* _Exercise objective_: The exercise asks for every line of the data to be reproduced exactly.

(Raw records)
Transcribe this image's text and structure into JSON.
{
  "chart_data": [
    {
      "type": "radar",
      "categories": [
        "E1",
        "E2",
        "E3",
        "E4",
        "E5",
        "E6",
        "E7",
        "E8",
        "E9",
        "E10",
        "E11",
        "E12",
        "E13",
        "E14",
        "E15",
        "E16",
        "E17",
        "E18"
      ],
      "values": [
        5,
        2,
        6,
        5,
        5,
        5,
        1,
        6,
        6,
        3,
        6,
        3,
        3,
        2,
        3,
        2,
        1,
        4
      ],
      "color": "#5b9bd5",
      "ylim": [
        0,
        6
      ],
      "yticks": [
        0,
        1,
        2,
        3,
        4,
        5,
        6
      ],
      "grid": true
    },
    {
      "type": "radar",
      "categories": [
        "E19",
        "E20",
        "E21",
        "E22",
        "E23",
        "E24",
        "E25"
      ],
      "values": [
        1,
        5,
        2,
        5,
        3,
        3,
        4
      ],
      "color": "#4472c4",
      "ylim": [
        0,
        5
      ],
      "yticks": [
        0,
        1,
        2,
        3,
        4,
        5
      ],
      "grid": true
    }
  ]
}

* _Answer to this exercise_:
Transcribe this image's text and structure into JSON.
{
  "chart_data": [
    {
      "type": "radar",
      "categories": [
        "E1",
        "E2",
        "E3",
        "E4",
        "E5",
        "E6",
        "E7",
        "E8",
        "E9",
        "E10",
        "E11",
        "E12",
        "E13",
        "E14",
        "E15",
        "E16",
        "E17",
        "E18"
      ],
      "values": [
        5,
        2,
        6,
        5,
        5,
        5,
        1,
        6,
        6,
        3,
        6,
        3,
        3,
        2,
        3,
        2,
        1,
        4
      ],
      "color": "#5b9bd5",
      "ylim": [
        0,
        6
      ],
      "yticks": [
        0,
        1,
        2,
        3,
        4,
        5,
        6
      ],
      "grid": true
    },
    {
      "type": "radar",
      "categories": [
        "E19",
        "E20",
        "E21",
        "E22",
        "E23",
        "E24",
        "E25"
      ],
      "values": [
        1,
        5,
        2,
        5,
        3,
        3,
        4
      ],
      "color": "#4472c4",
      "ylim": [
        0,
        5
      ],
      "yticks": [
        0,
        1,
        2,
        3,
        4,
        5
      ],
      "grid": true
    }
  ]
}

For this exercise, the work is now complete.